## Data entries:
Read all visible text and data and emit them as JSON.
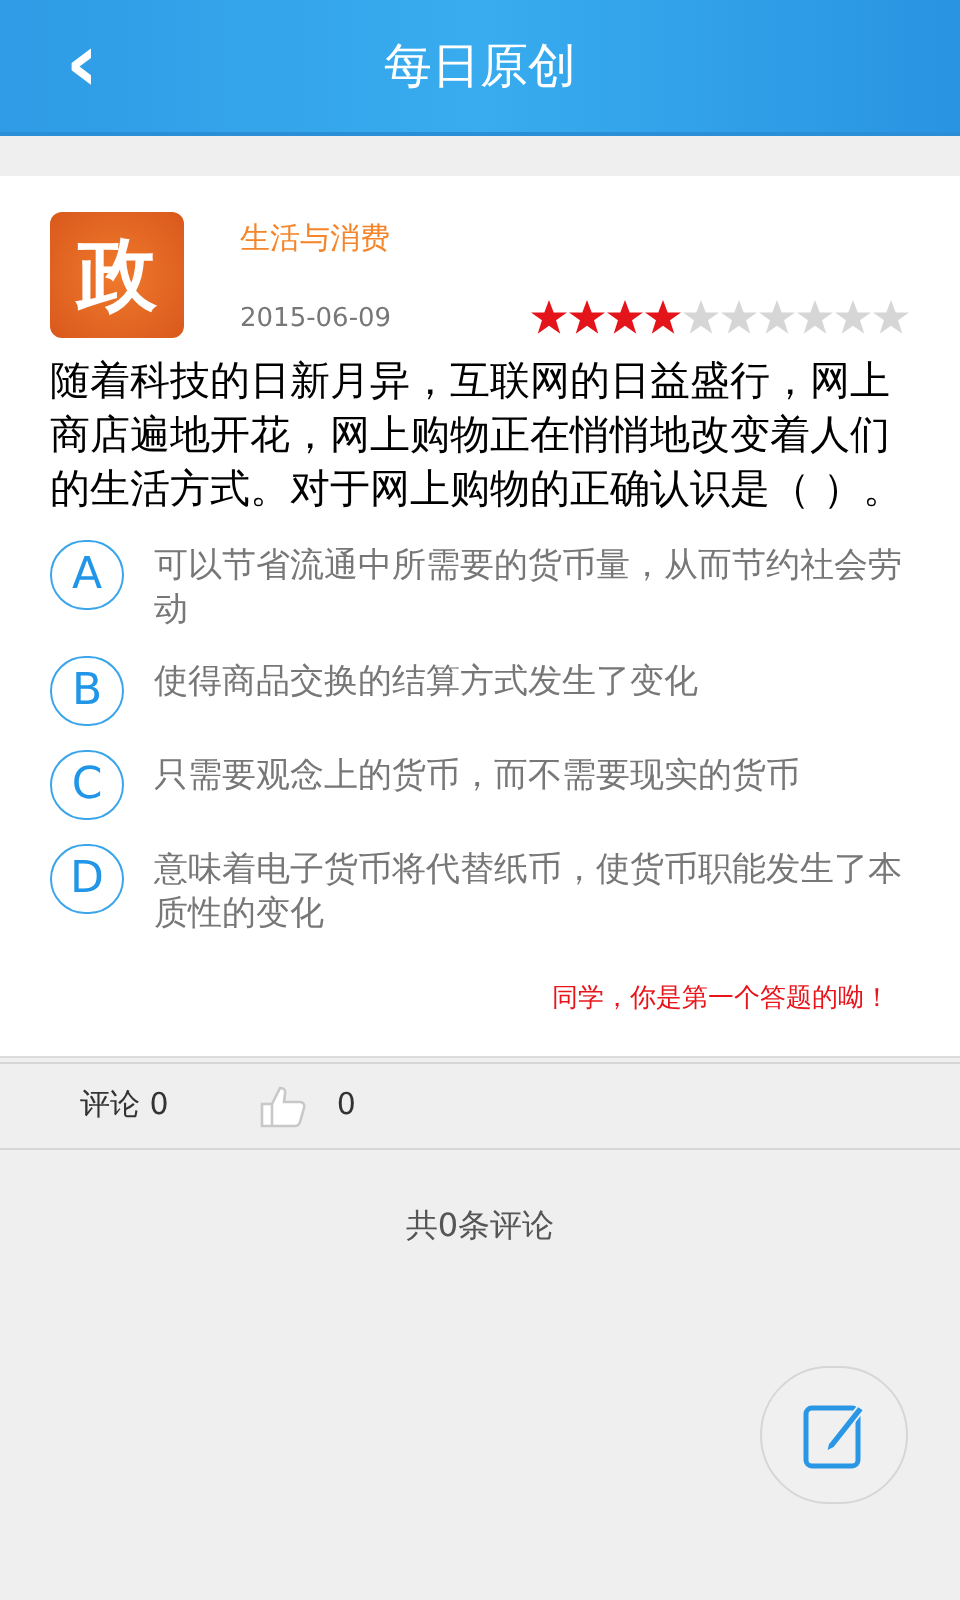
{
  "header": {
    "back": "‹",
    "title": "每日原创"
  },
  "question": {
    "subject_icon": "政",
    "category": "生活与消费",
    "date": "2015-06-09",
    "stars": 4,
    "text": "随着科技的日新月异，互联网的日益盛行，网上商店遍地开花，网上购物正在悄悄地改变着人们的生活方式。对于网上购物的正确认识是（ ）。",
    "options": [
      {
        "letter": "A",
        "text": "可以节省流通中所需要的货币量，从而节约社会劳动"
      },
      {
        "letter": "B",
        "text": "使得商品交换的结算方式发生了变化"
      },
      {
        "letter": "C",
        "text": "只需要观念上的货币，而不需要现实的货币"
      },
      {
        "letter": "D",
        "text": "意味着电子货币将代替纸币，使货币职能发生了本质性的变化"
      }
    ],
    "hint": "同学，你是第一个答题的呦！"
  },
  "stats": {
    "comments": "评论 0",
    "likes": "0"
  },
  "comment_total": "共0条评论"
}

## YOUR OBJECTIVE:
Copy each line above precisely, dropping the pictures.

## THE RESULT:
Read all visible text and data and emit them as JSON.
{
  "header": {
    "back": "‹",
    "title": "每日原创"
  },
  "question": {
    "subject_icon": "政",
    "category": "生活与消费",
    "date": "2015-06-09",
    "stars": 4,
    "text": "随着科技的日新月异，互联网的日益盛行，网上商店遍地开花，网上购物正在悄悄地改变着人们的生活方式。对于网上购物的正确认识是（ ）。",
    "options": [
      {
        "letter": "A",
        "text": "可以节省流通中所需要的货币量，从而节约社会劳动"
      },
      {
        "letter": "B",
        "text": "使得商品交换的结算方式发生了变化"
      },
      {
        "letter": "C",
        "text": "只需要观念上的货币，而不需要现实的货币"
      },
      {
        "letter": "D",
        "text": "意味着电子货币将代替纸币，使货币职能发生了本质性的变化"
      }
    ],
    "hint": "同学，你是第一个答题的呦！"
  },
  "stats": {
    "comments": "评论 0",
    "likes": "0"
  },
  "comment_total": "共0条评论"
}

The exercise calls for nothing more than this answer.